TASKS TO PERFORM >>
1. Answer these questions from the rhodium market text, each on its own line:
(a) What was the opening price for rhodium in September?
(b) What level did the combined net rhodium imports to Mainland China and the Hong Kong Special Administrative Region reach in August?
(c) What is the expected 2024 rhodium demand in the automotive catalyst sector?
2. List every rhodium price in dollars per troy ounce that appears in the rhodium market text.
3. Please continue the rhodium market text, starting after its final sentence.

SELECTED TEXT >>

↓↓↓

Price forecast risk factors: The high short positions in CME palladium futures imply a higher likelihood of a short squeeze, which could trigger a sharp increase in palladium prices.
Current situation and outlook for the rhodium marketContinuing the trend from earlier this year, there was little change in rhodium prices in September. Since April, rhodium prices have remained above $4,500 per troy ounce with low volatility. The opening price (selling price) for rhodium in September was $4,700 per troy ounce, and it closed at $4,750 per troy ounce at the end of the month, with a fluctuation range of $4,625 to $4,825 per troy ounce during the month.
MetalsFocus maintains its rhodium price forecast for 2024 unchanged. After a significant drop following a new high in 2022, rhodium prices have now stabilized. It is expected that there will be a substantial supply deficit in 2024, which will continue into 2025 (although the deficit is expected to narrow).
In August, the combined net imports of rhodium to Mainland China and the Hong Kong Special Administrative Region reached 35,000 ounces, a new high since June 2020. As of the end of August, the total imports for the year to date have increased by 58% year-on-year, reaching 180,000 ounces, marking a new high for at least the past five years. Similar to the situation with platinum and palladium, China's rhodium imports have also risen significantly, although rhodium prices have not yet fallen to a level low enough to stimulate speculative buying. This may reflect that the sentiment of participants has already had an impact on the market ahead of the economic stimulus measures introduced by the Chinese government in September.
It is expected that the demand for rhodium in the automotive catalyst sector will decrease by 2% year-on-year in 2024, to 971,000 ounces, similar to the situation with palladium demand. High rhodium prices have prompted automobile manufacturers to significantly reduce their use of rhodium, and this trend is not likely to reverse in the near term.

↑↑↑

Data items:
↓↓↓

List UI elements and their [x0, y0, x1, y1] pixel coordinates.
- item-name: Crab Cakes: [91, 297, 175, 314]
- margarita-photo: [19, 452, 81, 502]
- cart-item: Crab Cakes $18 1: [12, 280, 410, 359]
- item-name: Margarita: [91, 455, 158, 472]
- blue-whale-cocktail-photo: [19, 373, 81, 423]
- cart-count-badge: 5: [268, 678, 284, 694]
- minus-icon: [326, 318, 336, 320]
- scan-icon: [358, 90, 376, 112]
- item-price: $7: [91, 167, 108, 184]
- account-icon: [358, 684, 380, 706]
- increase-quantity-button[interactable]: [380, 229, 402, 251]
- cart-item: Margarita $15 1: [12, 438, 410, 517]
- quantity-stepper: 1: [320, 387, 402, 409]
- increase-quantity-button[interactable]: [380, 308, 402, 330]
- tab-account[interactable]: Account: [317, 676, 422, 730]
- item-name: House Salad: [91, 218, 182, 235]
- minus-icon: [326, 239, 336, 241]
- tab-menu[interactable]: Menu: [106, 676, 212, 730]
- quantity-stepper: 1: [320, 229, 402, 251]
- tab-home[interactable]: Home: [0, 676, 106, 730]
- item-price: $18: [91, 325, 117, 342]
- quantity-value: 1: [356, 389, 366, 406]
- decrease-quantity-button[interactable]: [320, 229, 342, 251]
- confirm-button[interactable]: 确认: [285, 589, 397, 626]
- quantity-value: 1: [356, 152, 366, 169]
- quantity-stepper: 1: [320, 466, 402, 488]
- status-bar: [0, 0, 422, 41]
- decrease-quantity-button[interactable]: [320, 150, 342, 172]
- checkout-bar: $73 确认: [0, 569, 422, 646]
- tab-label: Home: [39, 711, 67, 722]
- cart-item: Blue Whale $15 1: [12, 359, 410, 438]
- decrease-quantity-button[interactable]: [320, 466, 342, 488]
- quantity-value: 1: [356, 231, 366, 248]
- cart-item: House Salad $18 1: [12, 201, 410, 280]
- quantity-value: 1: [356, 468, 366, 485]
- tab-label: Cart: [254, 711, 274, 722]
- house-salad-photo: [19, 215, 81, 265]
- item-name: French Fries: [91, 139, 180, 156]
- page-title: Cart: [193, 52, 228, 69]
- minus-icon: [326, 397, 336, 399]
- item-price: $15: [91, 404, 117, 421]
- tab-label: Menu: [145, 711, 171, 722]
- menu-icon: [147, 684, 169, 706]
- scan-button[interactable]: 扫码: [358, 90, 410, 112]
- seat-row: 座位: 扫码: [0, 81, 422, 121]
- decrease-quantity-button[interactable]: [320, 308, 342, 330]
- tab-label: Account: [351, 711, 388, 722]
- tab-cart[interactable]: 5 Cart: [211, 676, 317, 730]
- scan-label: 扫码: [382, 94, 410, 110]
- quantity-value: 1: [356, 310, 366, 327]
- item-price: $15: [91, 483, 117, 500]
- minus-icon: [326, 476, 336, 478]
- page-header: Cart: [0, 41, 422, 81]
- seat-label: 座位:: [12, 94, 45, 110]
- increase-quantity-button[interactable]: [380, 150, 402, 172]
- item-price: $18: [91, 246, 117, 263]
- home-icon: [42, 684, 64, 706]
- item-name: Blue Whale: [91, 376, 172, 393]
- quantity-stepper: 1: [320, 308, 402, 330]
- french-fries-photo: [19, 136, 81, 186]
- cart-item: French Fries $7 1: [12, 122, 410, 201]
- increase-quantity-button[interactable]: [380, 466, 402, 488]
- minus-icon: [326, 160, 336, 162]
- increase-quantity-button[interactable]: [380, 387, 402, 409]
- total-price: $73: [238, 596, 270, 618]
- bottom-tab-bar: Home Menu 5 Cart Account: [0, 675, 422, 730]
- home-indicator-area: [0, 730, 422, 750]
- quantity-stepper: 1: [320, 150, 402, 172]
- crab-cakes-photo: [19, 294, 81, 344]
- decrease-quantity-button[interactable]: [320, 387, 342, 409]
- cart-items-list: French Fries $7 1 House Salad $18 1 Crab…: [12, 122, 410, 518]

↑↑↑

ANSWERS BY ITEM >>
1.
(a) $4,700 per troy ounce
(b) 35,000 ounces
(c) 971,000 ounces

2.
$4,500
$4,700
$4,750
$4,625
$4,825

3.
Thanks to the expansion of production capacity by North American companies, the demand for rhodium in the chemical industry is expected to grow by 42% in 2024, reaching 136,000 ounces. However, it is anticipated that due to the trend of significant expansion in acetic acid production capacity not continuing, the demand will drop by nearly half in 2025, to 73,000 ounces. In other sectors of the chemical industry, the demand for rhodium in electroplating continues to rise, and the demand from nitric acid producers remains stable.
It is forecasted that the demand for rhodium in the glass industry will increase by 56,000 ounces in 2024. Over the past four years, demand has decreased in 2020, 2022, and 2023, with a net reduction of 69,000 ounces in 2023. The trend of platinum replacing rhodium in platinum-rhodium alloys has ended, and the corresponding demand for rhodium is no longer decreasing. The expansion of China's LCD production capacity has driven growth across the industry, which is a significant factor contributing to the supply deficit of 186,000 ounces this year. This supply deficit will prevent further declines in rhodium prices. As the expansion of LCD production capacity is expected to slow down after 2025, the demand for rhodium in the glass industry will drop to 18,000 ounces.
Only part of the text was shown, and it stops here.